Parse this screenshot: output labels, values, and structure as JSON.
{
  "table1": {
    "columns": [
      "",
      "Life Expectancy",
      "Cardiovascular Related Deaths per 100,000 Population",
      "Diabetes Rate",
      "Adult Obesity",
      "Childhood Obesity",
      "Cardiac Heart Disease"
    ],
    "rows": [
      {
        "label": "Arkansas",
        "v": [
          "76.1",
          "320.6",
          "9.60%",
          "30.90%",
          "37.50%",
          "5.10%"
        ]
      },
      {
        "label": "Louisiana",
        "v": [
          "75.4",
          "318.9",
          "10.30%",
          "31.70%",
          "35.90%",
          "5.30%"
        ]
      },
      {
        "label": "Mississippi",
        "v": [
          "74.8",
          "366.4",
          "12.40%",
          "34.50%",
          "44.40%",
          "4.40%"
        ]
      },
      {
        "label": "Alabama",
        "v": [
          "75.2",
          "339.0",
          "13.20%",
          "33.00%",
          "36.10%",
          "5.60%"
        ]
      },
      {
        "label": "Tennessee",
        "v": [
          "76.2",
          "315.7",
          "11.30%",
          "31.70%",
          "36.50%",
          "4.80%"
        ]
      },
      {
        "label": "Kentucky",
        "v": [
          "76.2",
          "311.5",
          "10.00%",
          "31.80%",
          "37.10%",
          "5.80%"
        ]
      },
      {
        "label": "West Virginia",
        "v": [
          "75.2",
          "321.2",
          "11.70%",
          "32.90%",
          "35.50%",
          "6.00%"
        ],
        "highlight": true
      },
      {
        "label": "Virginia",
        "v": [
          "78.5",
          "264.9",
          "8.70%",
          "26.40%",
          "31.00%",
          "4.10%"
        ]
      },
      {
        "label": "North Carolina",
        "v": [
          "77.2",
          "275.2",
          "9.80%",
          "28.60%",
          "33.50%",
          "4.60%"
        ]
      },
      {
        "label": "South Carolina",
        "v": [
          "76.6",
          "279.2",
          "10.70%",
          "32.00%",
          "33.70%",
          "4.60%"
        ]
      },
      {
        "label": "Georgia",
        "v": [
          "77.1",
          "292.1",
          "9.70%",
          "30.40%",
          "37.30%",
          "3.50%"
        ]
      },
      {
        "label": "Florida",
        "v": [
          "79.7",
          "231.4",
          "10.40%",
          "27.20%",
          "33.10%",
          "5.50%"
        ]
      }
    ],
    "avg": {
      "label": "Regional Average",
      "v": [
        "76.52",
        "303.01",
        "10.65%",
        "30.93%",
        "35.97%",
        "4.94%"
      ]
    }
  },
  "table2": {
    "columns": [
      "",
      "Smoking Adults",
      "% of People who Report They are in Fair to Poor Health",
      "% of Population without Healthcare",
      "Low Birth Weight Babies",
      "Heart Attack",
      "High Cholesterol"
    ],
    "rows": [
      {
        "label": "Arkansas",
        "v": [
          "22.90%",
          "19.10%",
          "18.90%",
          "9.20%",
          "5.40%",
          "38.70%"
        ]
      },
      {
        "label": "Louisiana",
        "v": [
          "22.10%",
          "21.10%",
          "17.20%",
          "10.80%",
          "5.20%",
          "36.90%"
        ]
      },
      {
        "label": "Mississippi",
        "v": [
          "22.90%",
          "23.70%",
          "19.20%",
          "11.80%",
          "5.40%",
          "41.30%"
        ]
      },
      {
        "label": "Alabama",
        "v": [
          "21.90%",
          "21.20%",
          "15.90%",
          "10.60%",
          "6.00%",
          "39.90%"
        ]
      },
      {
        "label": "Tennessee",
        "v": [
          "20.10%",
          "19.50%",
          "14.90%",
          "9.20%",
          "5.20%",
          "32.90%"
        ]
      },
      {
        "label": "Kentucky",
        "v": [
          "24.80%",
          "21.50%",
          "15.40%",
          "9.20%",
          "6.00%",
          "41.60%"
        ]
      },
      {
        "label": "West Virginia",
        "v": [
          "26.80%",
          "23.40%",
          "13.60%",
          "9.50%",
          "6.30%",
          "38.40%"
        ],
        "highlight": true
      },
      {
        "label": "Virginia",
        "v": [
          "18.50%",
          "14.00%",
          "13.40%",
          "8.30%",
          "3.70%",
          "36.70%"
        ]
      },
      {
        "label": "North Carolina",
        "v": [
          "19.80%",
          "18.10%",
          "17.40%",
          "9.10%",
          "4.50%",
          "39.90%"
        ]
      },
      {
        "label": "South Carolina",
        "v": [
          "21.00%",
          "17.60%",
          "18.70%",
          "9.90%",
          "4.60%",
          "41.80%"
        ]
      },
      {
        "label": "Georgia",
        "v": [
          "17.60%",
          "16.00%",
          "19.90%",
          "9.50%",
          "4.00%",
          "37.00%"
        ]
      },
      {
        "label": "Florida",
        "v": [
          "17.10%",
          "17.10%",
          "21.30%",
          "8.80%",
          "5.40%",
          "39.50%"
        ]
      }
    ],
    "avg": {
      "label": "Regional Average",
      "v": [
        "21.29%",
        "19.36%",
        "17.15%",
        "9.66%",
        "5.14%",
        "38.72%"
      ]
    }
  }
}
· · ·
**What is needed:**
Retype the whole listing, matching it exactly.

**Solved exercise:**
Parse this screenshot: output labels, values, and structure as JSON.
{
  "table1": {
    "columns": [
      "",
      "Life Expectancy",
      "Cardiovascular Related Deaths per 100,000 Population",
      "Diabetes Rate",
      "Adult Obesity",
      "Childhood Obesity",
      "Cardiac Heart Disease"
    ],
    "rows": [
      {
        "label": "Arkansas",
        "v": [
          "76.1",
          "320.6",
          "9.60%",
          "30.90%",
          "37.50%",
          "5.10%"
        ]
      },
      {
        "label": "Louisiana",
        "v": [
          "75.4",
          "318.9",
          "10.30%",
          "31.70%",
          "35.90%",
          "5.30%"
        ]
      },
      {
        "label": "Mississippi",
        "v": [
          "74.8",
          "366.4",
          "12.40%",
          "34.50%",
          "44.40%",
          "4.40%"
        ]
      },
      {
        "label": "Alabama",
        "v": [
          "75.2",
          "339.0",
          "13.20%",
          "33.00%",
          "36.10%",
          "5.60%"
        ]
      },
      {
        "label": "Tennessee",
        "v": [
          "76.2",
          "315.7",
          "11.30%",
          "31.70%",
          "36.50%",
          "4.80%"
        ]
      },
      {
        "label": "Kentucky",
        "v": [
          "76.2",
          "311.5",
          "10.00%",
          "31.80%",
          "37.10%",
          "5.80%"
        ]
      },
      {
        "label": "West Virginia",
        "v": [
          "75.2",
          "321.2",
          "11.70%",
          "32.90%",
          "35.50%",
          "6.00%"
        ],
        "highlight": true
      },
      {
        "label": "Virginia",
        "v": [
          "78.5",
          "264.9",
          "8.70%",
          "26.40%",
          "31.00%",
          "4.10%"
        ]
      },
      {
        "label": "North Carolina",
        "v": [
          "77.2",
          "275.2",
          "9.80%",
          "28.60%",
          "33.50%",
          "4.60%"
        ]
      },
      {
        "label": "South Carolina",
        "v": [
          "76.6",
          "279.2",
          "10.70%",
          "32.00%",
          "33.70%",
          "4.60%"
        ]
      },
      {
        "label": "Georgia",
        "v": [
          "77.1",
          "292.1",
          "9.70%",
          "30.40%",
          "37.30%",
          "3.50%"
        ]
      },
      {
        "label": "Florida",
        "v": [
          "79.7",
          "231.4",
          "10.40%",
          "27.20%",
          "33.10%",
          "5.50%"
        ]
      }
    ],
    "avg": {
      "label": "Regional Average",
      "v": [
        "76.52",
        "303.01",
        "10.65%",
        "30.93%",
        "35.97%",
        "4.94%"
      ]
    }
  },
  "table2": {
    "columns": [
      "",
      "Smoking Adults",
      "% of People who Report They are in Fair to Poor Health",
      "% of Population without Healthcare",
      "Low Birth Weight Babies",
      "Heart Attack",
      "High Cholesterol"
    ],
    "rows": [
      {
        "label": "Arkansas",
        "v": [
          "22.90%",
          "19.10%",
          "18.90%",
          "9.20%",
          "5.40%",
          "38.70%"
        ]
      },
      {
        "label": "Louisiana",
        "v": [
          "22.10%",
          "21.10%",
          "17.20%",
          "10.80%",
          "5.20%",
          "36.90%"
        ]
      },
      {
        "label": "Mississippi",
        "v": [
          "22.90%",
          "23.70%",
          "19.20%",
          "11.80%",
          "5.40%",
          "41.30%"
        ]
      },
      {
        "label": "Alabama",
        "v": [
          "21.90%",
          "21.20%",
          "15.90%",
          "10.60%",
          "6.00%",
          "39.90%"
        ]
      },
      {
        "label": "Tennessee",
        "v": [
          "20.10%",
          "19.50%",
          "14.90%",
          "9.20%",
          "5.20%",
          "32.90%"
        ]
      },
      {
        "label": "Kentucky",
        "v": [
          "24.80%",
          "21.50%",
          "15.40%",
          "9.20%",
          "6.00%",
          "41.60%"
        ]
      },
      {
        "label": "West Virginia",
        "v": [
          "26.80%",
          "23.40%",
          "13.60%",
          "9.50%",
          "6.30%",
          "38.40%"
        ],
        "highlight": true
      },
      {
        "label": "Virginia",
        "v": [
          "18.50%",
          "14.00%",
          "13.40%",
          "8.30%",
          "3.70%",
          "36.70%"
        ]
      },
      {
        "label": "North Carolina",
        "v": [
          "19.80%",
          "18.10%",
          "17.40%",
          "9.10%",
          "4.50%",
          "39.90%"
        ]
      },
      {
        "label": "South Carolina",
        "v": [
          "21.00%",
          "17.60%",
          "18.70%",
          "9.90%",
          "4.60%",
          "41.80%"
        ]
      },
      {
        "label": "Georgia",
        "v": [
          "17.60%",
          "16.00%",
          "19.90%",
          "9.50%",
          "4.00%",
          "37.00%"
        ]
      },
      {
        "label": "Florida",
        "v": [
          "17.10%",
          "17.10%",
          "21.30%",
          "8.80%",
          "5.40%",
          "39.50%"
        ]
      }
    ],
    "avg": {
      "label": "Regional Average",
      "v": [
        "21.29%",
        "19.36%",
        "17.15%",
        "9.66%",
        "5.14%",
        "38.72%"
      ]
    }
  }
}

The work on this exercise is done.